▶ _WHAT THE TASK ASKS_
Copy out the listing that follows, exact in every word, and skip the images.

▶ _RAW RECORDS_
* begin *

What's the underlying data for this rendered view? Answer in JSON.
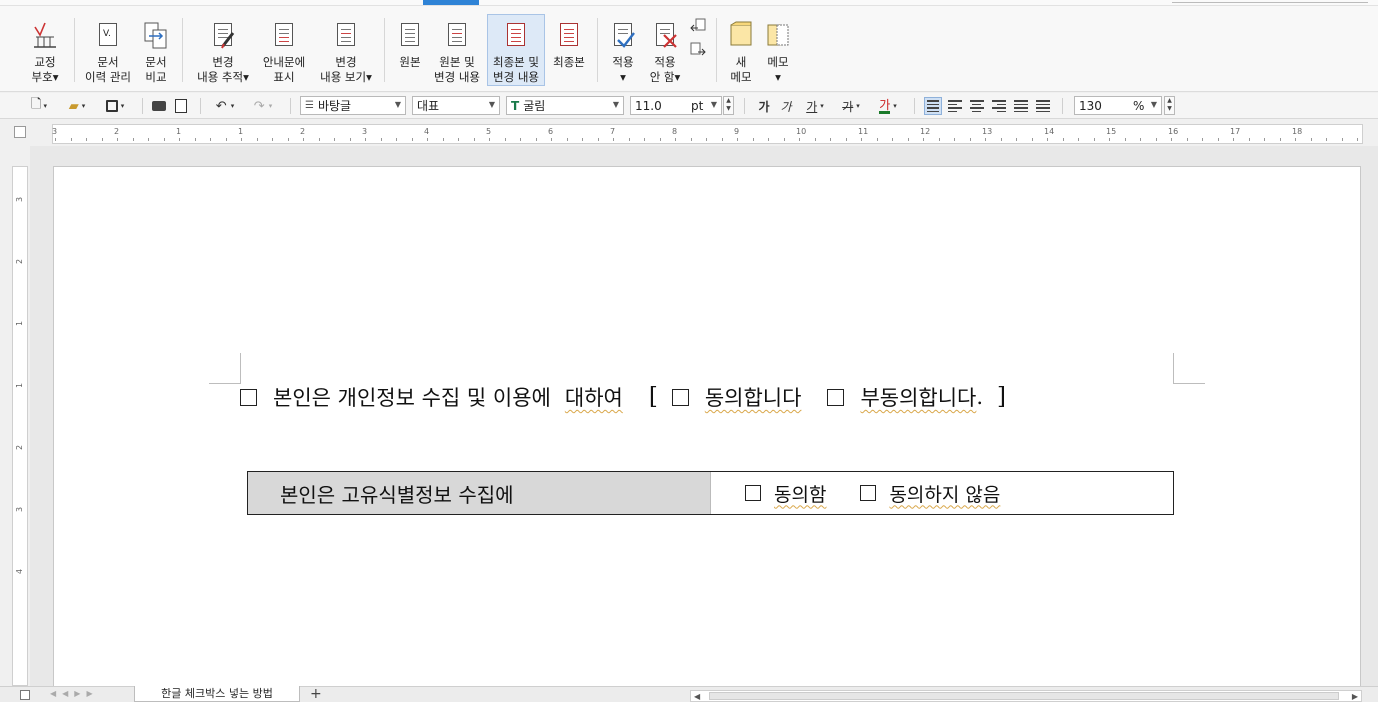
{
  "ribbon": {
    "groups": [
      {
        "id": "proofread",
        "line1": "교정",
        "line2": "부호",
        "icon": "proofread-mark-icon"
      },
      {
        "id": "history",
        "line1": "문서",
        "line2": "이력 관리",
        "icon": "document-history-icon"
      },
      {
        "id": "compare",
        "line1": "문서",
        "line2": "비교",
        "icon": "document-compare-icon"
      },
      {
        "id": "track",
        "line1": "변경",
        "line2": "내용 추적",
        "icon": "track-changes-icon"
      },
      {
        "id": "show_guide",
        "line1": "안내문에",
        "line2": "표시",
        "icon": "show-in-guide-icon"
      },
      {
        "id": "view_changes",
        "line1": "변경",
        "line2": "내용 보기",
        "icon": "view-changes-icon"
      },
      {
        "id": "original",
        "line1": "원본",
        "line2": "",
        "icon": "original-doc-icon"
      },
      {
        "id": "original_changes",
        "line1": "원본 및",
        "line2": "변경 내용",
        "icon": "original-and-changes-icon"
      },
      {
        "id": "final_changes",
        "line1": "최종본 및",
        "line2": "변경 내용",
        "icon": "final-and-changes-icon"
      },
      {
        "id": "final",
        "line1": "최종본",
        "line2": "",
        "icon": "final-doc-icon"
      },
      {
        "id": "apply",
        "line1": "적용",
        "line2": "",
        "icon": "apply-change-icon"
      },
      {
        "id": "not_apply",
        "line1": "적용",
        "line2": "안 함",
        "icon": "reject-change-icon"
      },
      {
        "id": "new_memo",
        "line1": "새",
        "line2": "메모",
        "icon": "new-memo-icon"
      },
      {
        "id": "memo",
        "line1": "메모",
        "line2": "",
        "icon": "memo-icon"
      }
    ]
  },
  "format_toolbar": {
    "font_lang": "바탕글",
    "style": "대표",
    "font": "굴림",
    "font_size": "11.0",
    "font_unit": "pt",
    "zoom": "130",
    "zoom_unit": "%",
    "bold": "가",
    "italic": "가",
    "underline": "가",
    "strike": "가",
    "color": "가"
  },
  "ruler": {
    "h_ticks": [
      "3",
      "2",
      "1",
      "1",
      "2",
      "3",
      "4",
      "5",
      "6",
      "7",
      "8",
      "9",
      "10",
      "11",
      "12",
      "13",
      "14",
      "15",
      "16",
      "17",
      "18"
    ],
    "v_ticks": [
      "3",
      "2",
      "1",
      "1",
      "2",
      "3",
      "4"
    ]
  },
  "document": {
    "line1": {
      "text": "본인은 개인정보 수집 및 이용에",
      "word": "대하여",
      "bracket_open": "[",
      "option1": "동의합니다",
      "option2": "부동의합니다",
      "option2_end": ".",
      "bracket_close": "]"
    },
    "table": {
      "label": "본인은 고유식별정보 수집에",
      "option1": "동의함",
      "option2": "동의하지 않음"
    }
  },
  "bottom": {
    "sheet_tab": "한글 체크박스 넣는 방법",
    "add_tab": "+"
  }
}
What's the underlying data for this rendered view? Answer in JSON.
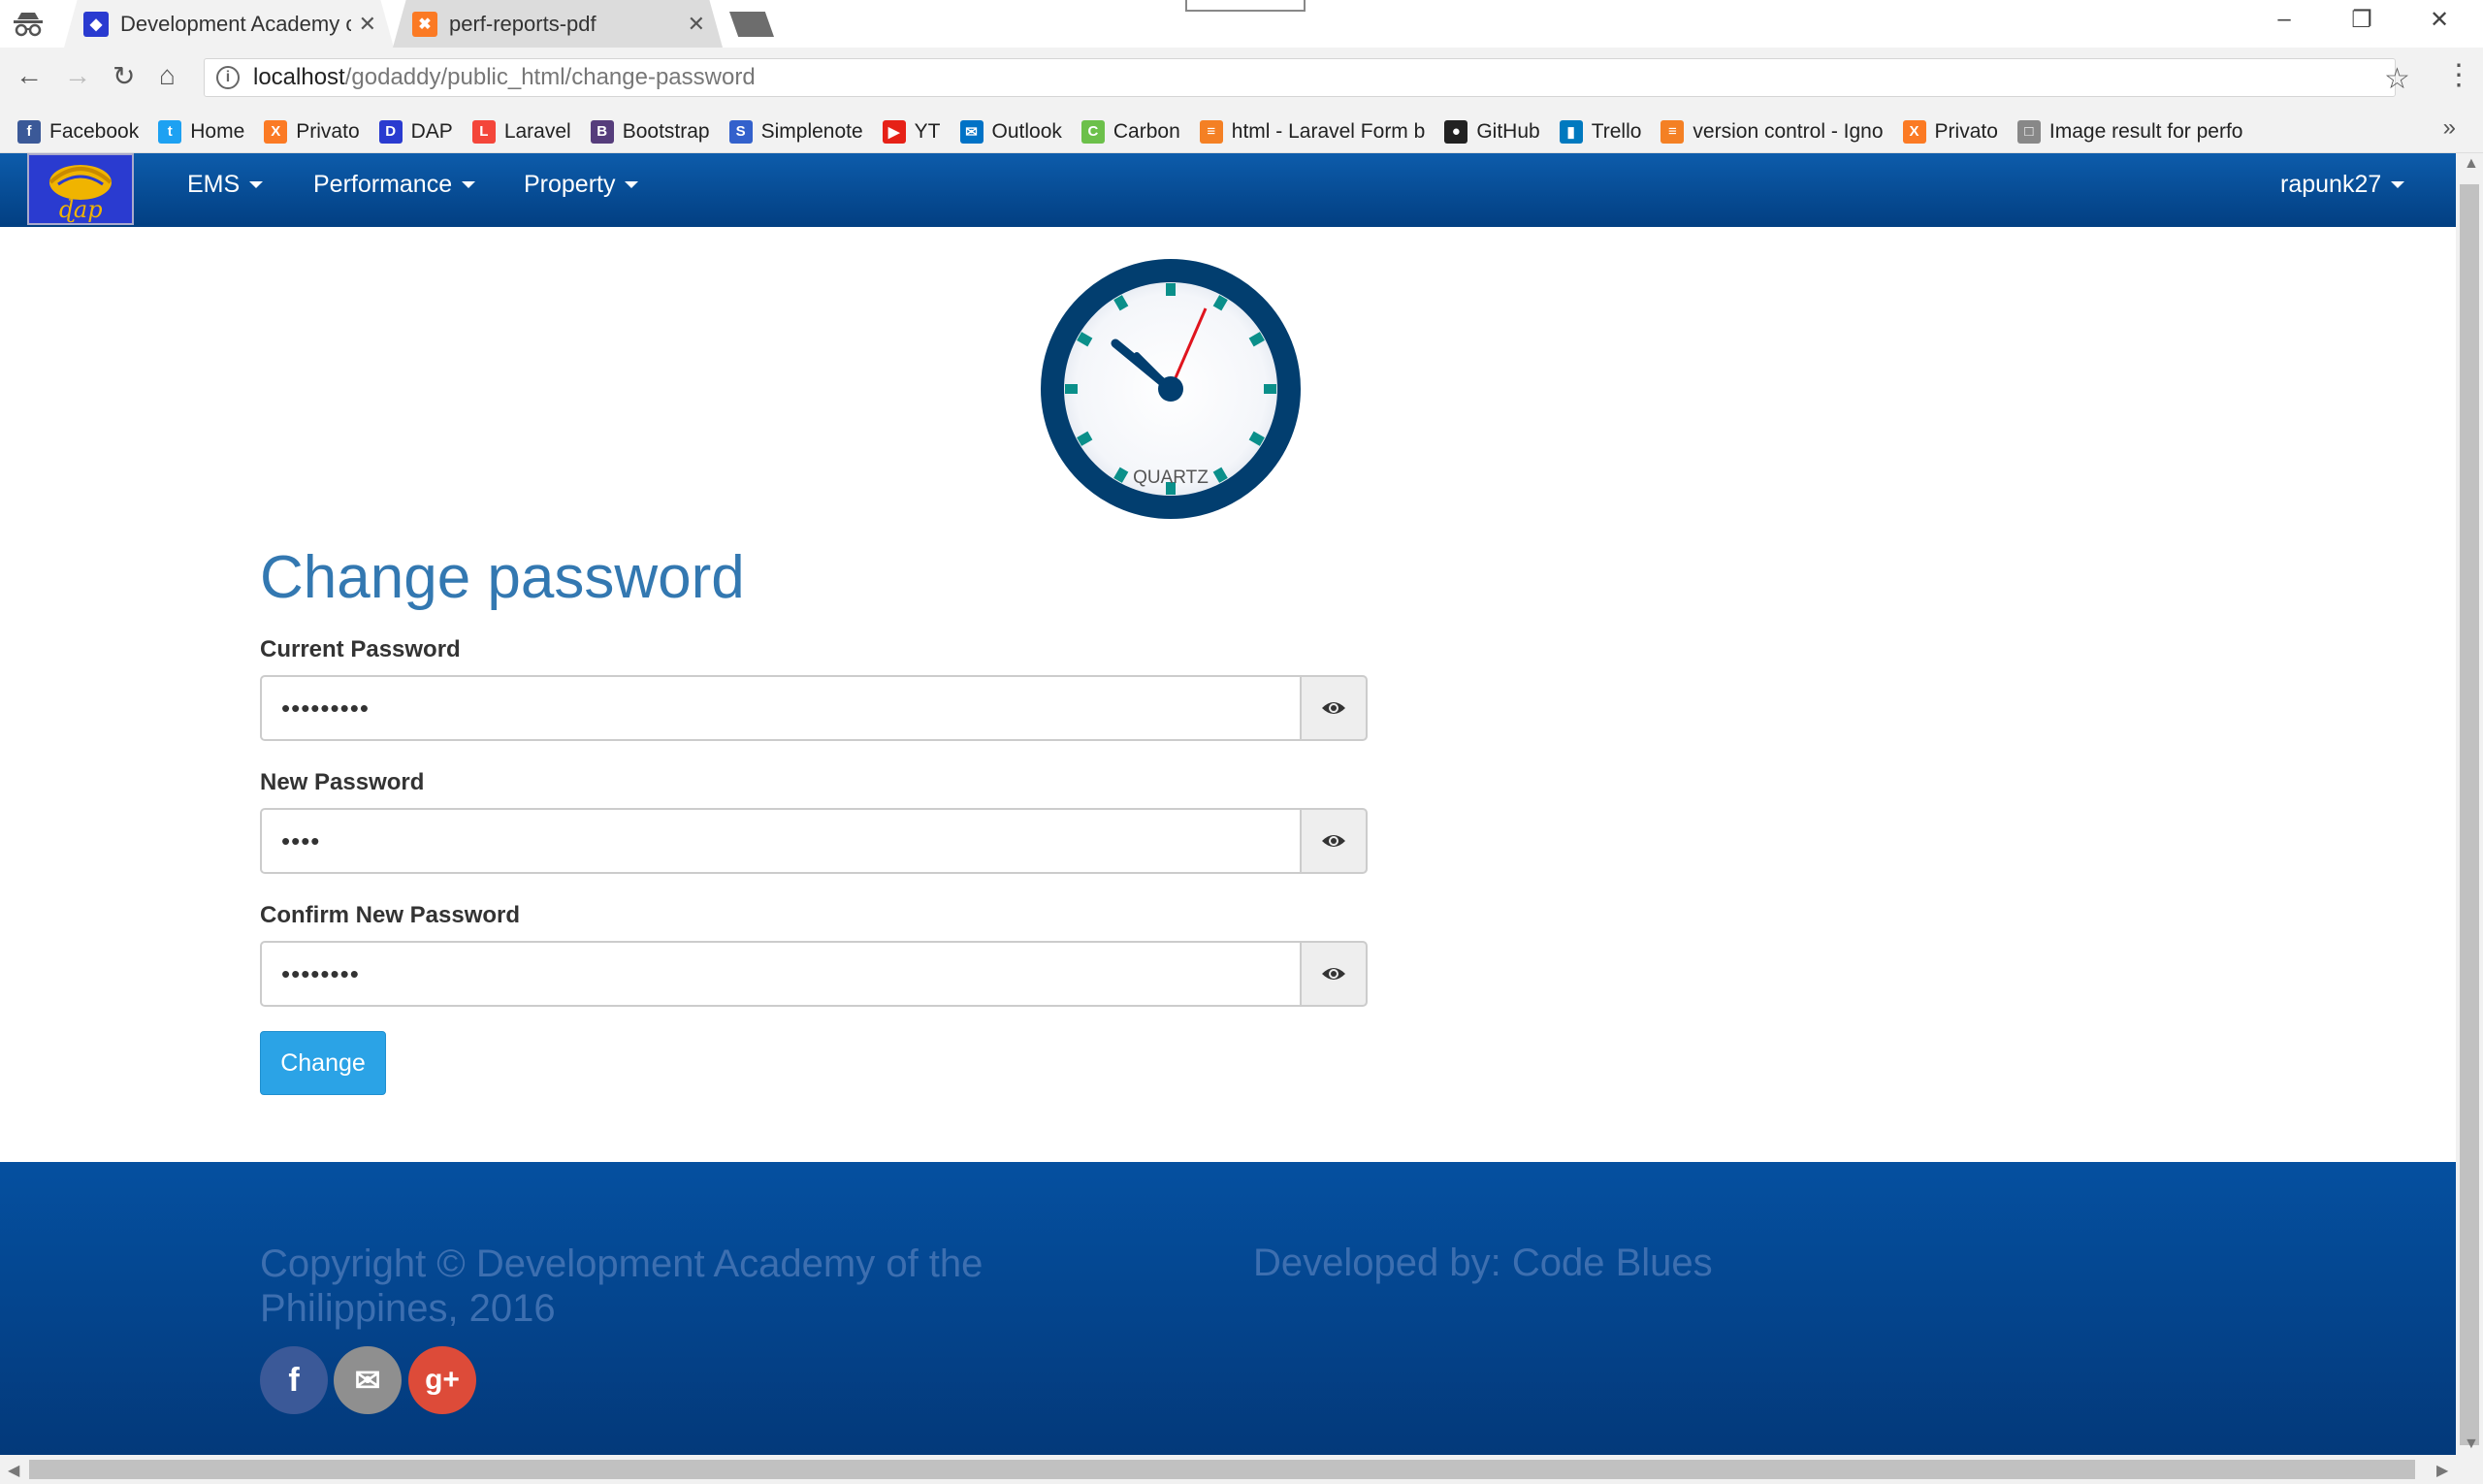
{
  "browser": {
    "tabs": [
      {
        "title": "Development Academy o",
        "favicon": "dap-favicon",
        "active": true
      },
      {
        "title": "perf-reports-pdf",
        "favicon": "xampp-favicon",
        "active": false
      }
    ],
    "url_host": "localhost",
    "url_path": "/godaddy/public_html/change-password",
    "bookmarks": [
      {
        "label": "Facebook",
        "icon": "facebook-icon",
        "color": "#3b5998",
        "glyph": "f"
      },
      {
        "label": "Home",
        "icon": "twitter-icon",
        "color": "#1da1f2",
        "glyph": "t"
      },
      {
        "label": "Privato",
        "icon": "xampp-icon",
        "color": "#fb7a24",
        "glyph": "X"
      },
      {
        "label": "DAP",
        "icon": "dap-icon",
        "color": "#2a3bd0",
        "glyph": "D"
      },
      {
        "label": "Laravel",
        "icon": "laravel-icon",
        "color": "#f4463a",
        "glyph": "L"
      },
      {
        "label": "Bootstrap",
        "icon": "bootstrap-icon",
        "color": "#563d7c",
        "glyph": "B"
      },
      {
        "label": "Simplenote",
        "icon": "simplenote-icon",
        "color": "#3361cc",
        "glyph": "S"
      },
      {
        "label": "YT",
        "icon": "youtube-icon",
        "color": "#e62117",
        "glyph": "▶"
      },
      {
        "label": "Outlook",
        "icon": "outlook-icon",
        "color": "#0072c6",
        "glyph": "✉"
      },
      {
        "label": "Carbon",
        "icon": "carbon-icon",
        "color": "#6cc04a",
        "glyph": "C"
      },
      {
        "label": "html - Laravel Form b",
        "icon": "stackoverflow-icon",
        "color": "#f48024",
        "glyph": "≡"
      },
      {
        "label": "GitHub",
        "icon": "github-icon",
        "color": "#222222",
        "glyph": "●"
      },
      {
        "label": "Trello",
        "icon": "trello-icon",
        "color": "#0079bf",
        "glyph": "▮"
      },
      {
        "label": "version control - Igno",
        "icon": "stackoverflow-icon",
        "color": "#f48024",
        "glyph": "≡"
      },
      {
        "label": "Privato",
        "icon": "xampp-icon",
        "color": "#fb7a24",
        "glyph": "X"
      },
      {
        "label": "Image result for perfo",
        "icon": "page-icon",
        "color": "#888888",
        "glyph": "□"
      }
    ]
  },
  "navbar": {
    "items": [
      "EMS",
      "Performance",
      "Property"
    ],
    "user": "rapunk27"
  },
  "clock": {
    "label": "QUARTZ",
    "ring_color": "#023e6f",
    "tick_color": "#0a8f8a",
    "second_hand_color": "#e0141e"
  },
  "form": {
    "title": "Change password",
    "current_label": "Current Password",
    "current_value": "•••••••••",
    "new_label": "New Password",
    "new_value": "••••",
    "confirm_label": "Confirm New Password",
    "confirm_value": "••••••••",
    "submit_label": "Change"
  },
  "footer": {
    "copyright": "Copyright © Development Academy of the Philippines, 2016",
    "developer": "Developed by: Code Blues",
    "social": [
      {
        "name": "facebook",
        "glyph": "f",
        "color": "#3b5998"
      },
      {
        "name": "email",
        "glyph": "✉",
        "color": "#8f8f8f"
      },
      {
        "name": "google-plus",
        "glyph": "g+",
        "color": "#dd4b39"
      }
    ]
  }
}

* end *

▶ _RESPONSE TO THIS TASK_
What's the underlying data for this rendered view? Answer in JSON.
{
  "ribbon": {
    "groups": [
      {
        "id": "proofread",
        "line1": "교정",
        "line2": "부호",
        "icon": "proofread-mark-icon"
      },
      {
        "id": "history",
        "line1": "문서",
        "line2": "이력 관리",
        "icon": "document-history-icon"
      },
      {
        "id": "compare",
        "line1": "문서",
        "line2": "비교",
        "icon": "document-compare-icon"
      },
      {
        "id": "track",
        "line1": "변경",
        "line2": "내용 추적",
        "icon": "track-changes-icon"
      },
      {
        "id": "show_guide",
        "line1": "안내문에",
        "line2": "표시",
        "icon": "show-in-guide-icon"
      },
      {
        "id": "view_changes",
        "line1": "변경",
        "line2": "내용 보기",
        "icon": "view-changes-icon"
      },
      {
        "id": "original",
        "line1": "원본",
        "line2": "",
        "icon": "original-doc-icon"
      },
      {
        "id": "original_changes",
        "line1": "원본 및",
        "line2": "변경 내용",
        "icon": "original-and-changes-icon"
      },
      {
        "id": "final_changes",
        "line1": "최종본 및",
        "line2": "변경 내용",
        "icon": "final-and-changes-icon"
      },
      {
        "id": "final",
        "line1": "최종본",
        "line2": "",
        "icon": "final-doc-icon"
      },
      {
        "id": "apply",
        "line1": "적용",
        "line2": "",
        "icon": "apply-change-icon"
      },
      {
        "id": "not_apply",
        "line1": "적용",
        "line2": "안 함",
        "icon": "reject-change-icon"
      },
      {
        "id": "new_memo",
        "line1": "새",
        "line2": "메모",
        "icon": "new-memo-icon"
      },
      {
        "id": "memo",
        "line1": "메모",
        "line2": "",
        "icon": "memo-icon"
      }
    ]
  },
  "format_toolbar": {
    "font_lang": "바탕글",
    "style": "대표",
    "font": "굴림",
    "font_size": "11.0",
    "font_unit": "pt",
    "zoom": "130",
    "zoom_unit": "%",
    "bold": "가",
    "italic": "가",
    "underline": "가",
    "strike": "가",
    "color": "가"
  },
  "ruler": {
    "h_ticks": [
      "3",
      "2",
      "1",
      "1",
      "2",
      "3",
      "4",
      "5",
      "6",
      "7",
      "8",
      "9",
      "10",
      "11",
      "12",
      "13",
      "14",
      "15",
      "16",
      "17",
      "18"
    ],
    "v_ticks": [
      "3",
      "2",
      "1",
      "1",
      "2",
      "3",
      "4"
    ]
  },
  "document": {
    "line1": {
      "text": "본인은 개인정보 수집 및 이용에",
      "word": "대하여",
      "bracket_open": "[",
      "option1": "동의합니다",
      "option2": "부동의합니다",
      "option2_end": ".",
      "bracket_close": "]"
    },
    "table": {
      "label": "본인은 고유식별정보 수집에",
      "option1": "동의함",
      "option2": "동의하지 않음"
    }
  },
  "bottom": {
    "sheet_tab": "한글 체크박스 넣는 방법",
    "add_tab": "+"
  }
}
What's the underlying data for this rendered view? Answer in JSON.
{
  "browser": {
    "tabs": [
      {
        "title": "Development Academy o",
        "favicon": "dap-favicon",
        "active": true
      },
      {
        "title": "perf-reports-pdf",
        "favicon": "xampp-favicon",
        "active": false
      }
    ],
    "url_host": "localhost",
    "url_path": "/godaddy/public_html/change-password",
    "bookmarks": [
      {
        "label": "Facebook",
        "icon": "facebook-icon",
        "color": "#3b5998",
        "glyph": "f"
      },
      {
        "label": "Home",
        "icon": "twitter-icon",
        "color": "#1da1f2",
        "glyph": "t"
      },
      {
        "label": "Privato",
        "icon": "xampp-icon",
        "color": "#fb7a24",
        "glyph": "X"
      },
      {
        "label": "DAP",
        "icon": "dap-icon",
        "color": "#2a3bd0",
        "glyph": "D"
      },
      {
        "label": "Laravel",
        "icon": "laravel-icon",
        "color": "#f4463a",
        "glyph": "L"
      },
      {
        "label": "Bootstrap",
        "icon": "bootstrap-icon",
        "color": "#563d7c",
        "glyph": "B"
      },
      {
        "label": "Simplenote",
        "icon": "simplenote-icon",
        "color": "#3361cc",
        "glyph": "S"
      },
      {
        "label": "YT",
        "icon": "youtube-icon",
        "color": "#e62117",
        "glyph": "▶"
      },
      {
        "label": "Outlook",
        "icon": "outlook-icon",
        "color": "#0072c6",
        "glyph": "✉"
      },
      {
        "label": "Carbon",
        "icon": "carbon-icon",
        "color": "#6cc04a",
        "glyph": "C"
      },
      {
        "label": "html - Laravel Form b",
        "icon": "stackoverflow-icon",
        "color": "#f48024",
        "glyph": "≡"
      },
      {
        "label": "GitHub",
        "icon": "github-icon",
        "color": "#222222",
        "glyph": "●"
      },
      {
        "label": "Trello",
        "icon": "trello-icon",
        "color": "#0079bf",
        "glyph": "▮"
      },
      {
        "label": "version control - Igno",
        "icon": "stackoverflow-icon",
        "color": "#f48024",
        "glyph": "≡"
      },
      {
        "label": "Privato",
        "icon": "xampp-icon",
        "color": "#fb7a24",
        "glyph": "X"
      },
      {
        "label": "Image result for perfo",
        "icon": "page-icon",
        "color": "#888888",
        "glyph": "□"
      }
    ]
  },
  "navbar": {
    "items": [
      "EMS",
      "Performance",
      "Property"
    ],
    "user": "rapunk27"
  },
  "clock": {
    "label": "QUARTZ",
    "ring_color": "#023e6f",
    "tick_color": "#0a8f8a",
    "second_hand_color": "#e0141e"
  },
  "form": {
    "title": "Change password",
    "current_label": "Current Password",
    "current_value": "•••••••••",
    "new_label": "New Password",
    "new_value": "••••",
    "confirm_label": "Confirm New Password",
    "confirm_value": "••••••••",
    "submit_label": "Change"
  },
  "footer": {
    "copyright": "Copyright © Development Academy of the Philippines, 2016",
    "developer": "Developed by: Code Blues",
    "social": [
      {
        "name": "facebook",
        "glyph": "f",
        "color": "#3b5998"
      },
      {
        "name": "email",
        "glyph": "✉",
        "color": "#8f8f8f"
      },
      {
        "name": "google-plus",
        "glyph": "g+",
        "color": "#dd4b39"
      }
    ]
  }
}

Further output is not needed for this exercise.